**Objective**
Transcribe the entries that follow, word for word.

**Entries shown**
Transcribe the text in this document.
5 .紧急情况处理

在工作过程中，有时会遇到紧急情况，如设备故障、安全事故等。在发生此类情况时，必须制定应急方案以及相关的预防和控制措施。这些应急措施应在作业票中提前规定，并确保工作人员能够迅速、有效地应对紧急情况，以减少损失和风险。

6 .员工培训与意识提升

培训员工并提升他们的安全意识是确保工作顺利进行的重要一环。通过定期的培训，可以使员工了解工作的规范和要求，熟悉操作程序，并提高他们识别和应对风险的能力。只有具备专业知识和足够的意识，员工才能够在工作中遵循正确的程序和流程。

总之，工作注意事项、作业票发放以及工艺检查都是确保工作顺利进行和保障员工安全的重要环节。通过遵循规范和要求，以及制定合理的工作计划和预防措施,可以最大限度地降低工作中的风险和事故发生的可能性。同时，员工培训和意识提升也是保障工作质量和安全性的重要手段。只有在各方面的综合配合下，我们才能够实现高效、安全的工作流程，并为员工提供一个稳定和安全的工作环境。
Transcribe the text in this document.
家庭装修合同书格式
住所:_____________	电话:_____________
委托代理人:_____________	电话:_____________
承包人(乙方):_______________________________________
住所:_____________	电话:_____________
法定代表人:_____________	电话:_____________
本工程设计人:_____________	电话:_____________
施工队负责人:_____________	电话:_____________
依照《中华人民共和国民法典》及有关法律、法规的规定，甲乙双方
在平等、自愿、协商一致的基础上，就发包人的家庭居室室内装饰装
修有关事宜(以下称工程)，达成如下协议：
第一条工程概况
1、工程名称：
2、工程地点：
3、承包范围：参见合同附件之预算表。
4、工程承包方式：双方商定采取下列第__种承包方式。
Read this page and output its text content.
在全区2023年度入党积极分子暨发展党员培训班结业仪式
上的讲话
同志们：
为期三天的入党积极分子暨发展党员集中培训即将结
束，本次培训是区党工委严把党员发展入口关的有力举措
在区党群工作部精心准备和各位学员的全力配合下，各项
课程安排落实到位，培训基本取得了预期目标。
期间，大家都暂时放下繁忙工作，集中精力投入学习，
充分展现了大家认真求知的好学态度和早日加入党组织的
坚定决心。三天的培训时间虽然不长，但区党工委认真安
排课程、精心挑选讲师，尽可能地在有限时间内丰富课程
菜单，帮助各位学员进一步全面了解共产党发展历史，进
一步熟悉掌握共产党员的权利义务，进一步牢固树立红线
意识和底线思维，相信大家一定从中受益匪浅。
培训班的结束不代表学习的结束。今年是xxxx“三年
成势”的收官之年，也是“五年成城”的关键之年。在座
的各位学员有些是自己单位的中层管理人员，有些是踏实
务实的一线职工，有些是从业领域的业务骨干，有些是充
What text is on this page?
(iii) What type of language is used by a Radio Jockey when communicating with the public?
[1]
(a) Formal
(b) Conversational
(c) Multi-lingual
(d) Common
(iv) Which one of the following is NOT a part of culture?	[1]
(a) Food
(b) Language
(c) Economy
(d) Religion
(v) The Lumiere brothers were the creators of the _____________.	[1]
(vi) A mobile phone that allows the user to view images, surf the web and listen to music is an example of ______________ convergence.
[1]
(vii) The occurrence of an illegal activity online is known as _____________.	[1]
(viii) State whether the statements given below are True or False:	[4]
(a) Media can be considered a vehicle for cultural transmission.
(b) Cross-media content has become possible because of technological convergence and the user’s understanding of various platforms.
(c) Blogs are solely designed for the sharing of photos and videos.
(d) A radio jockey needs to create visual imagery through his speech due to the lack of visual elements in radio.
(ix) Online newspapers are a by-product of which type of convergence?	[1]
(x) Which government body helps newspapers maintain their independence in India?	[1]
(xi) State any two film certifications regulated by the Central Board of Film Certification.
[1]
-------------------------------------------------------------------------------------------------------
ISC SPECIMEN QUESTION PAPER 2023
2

**Response to this task**
Transcribe the text in this document.
5 .紧急情况处理

在工作过程中，有时会遇到紧急情况，如设备故障、安全事故等。在发生此类情况时，必须制定应急方案以及相关的预防和控制措施。这些应急措施应在作业票中提前规定，并确保工作人员能够迅速、有效地应对紧急情况，以减少损失和风险。

6 .员工培训与意识提升

培训员工并提升他们的安全意识是确保工作顺利进行的重要一环。通过定期的培训，可以使员工了解工作的规范和要求，熟悉操作程序，并提高他们识别和应对风险的能力。只有具备专业知识和足够的意识，员工才能够在工作中遵循正确的程序和流程。

总之，工作注意事项、作业票发放以及工艺检查都是确保工作顺利进行和保障员工安全的重要环节。通过遵循规范和要求，以及制定合理的工作计划和预防措施,可以最大限度地降低工作中的风险和事故发生的可能性。同时，员工培训和意识提升也是保障工作质量和安全性的重要手段。只有在各方面的综合配合下，我们才能够实现高效、安全的工作流程，并为员工提供一个稳定和安全的工作环境。
Transcribe the text in this document.
家庭装修合同书格式
住所:_____________	电话:_____________
委托代理人:_____________	电话:_____________
承包人(乙方):_______________________________________
住所:_____________	电话:_____________
法定代表人:_____________	电话:_____________
本工程设计人:_____________	电话:_____________
施工队负责人:_____________	电话:_____________
依照《中华人民共和国民法典》及有关法律、法规的规定，甲乙双方
在平等、自愿、协商一致的基础上，就发包人的家庭居室室内装饰装
修有关事宜(以下称工程)，达成如下协议：
第一条工程概况
1、工程名称：
2、工程地点：
3、承包范围：参见合同附件之预算表。
4、工程承包方式：双方商定采取下列第__种承包方式。
Read this page and output its text content.
在全区2023年度入党积极分子暨发展党员培训班结业仪式
上的讲话
同志们：
为期三天的入党积极分子暨发展党员集中培训即将结
束，本次培训是区党工委严把党员发展入口关的有力举措
在区党群工作部精心准备和各位学员的全力配合下，各项
课程安排落实到位，培训基本取得了预期目标。
期间，大家都暂时放下繁忙工作，集中精力投入学习，
充分展现了大家认真求知的好学态度和早日加入党组织的
坚定决心。三天的培训时间虽然不长，但区党工委认真安
排课程、精心挑选讲师，尽可能地在有限时间内丰富课程
菜单，帮助各位学员进一步全面了解共产党发展历史，进
一步熟悉掌握共产党员的权利义务，进一步牢固树立红线
意识和底线思维，相信大家一定从中受益匪浅。
培训班的结束不代表学习的结束。今年是xxxx“三年
成势”的收官之年，也是“五年成城”的关键之年。在座
的各位学员有些是自己单位的中层管理人员，有些是踏实
务实的一线职工，有些是从业领域的业务骨干，有些是充
What text is on this page?
(iii) What type of language is used by a Radio Jockey when communicating with the public?
[1]
(a) Formal
(b) Conversational
(c) Multi-lingual
(d) Common
(iv) Which one of the following is NOT a part of culture?	[1]
(a) Food
(b) Language
(c) Economy
(d) Religion
(v) The Lumiere brothers were the creators of the _____________.	[1]
(vi) A mobile phone that allows the user to view images, surf the web and listen to music is an example of ______________ convergence.
[1]
(vii) The occurrence of an illegal activity online is known as _____________.	[1]
(viii) State whether the statements given below are True or False:	[4]
(a) Media can be considered a vehicle for cultural transmission.
(b) Cross-media content has become possible because of technological convergence and the user’s understanding of various platforms.
(c) Blogs are solely designed for the sharing of photos and videos.
(d) A radio jockey needs to create visual imagery through his speech due to the lack of visual elements in radio.
(ix) Online newspapers are a by-product of which type of convergence?	[1]
(x) Which government body helps newspapers maintain their independence in India?	[1]
(xi) State any two film certifications regulated by the Central Board of Film Certification.
[1]
-------------------------------------------------------------------------------------------------------
ISC SPECIMEN QUESTION PAPER 2023
2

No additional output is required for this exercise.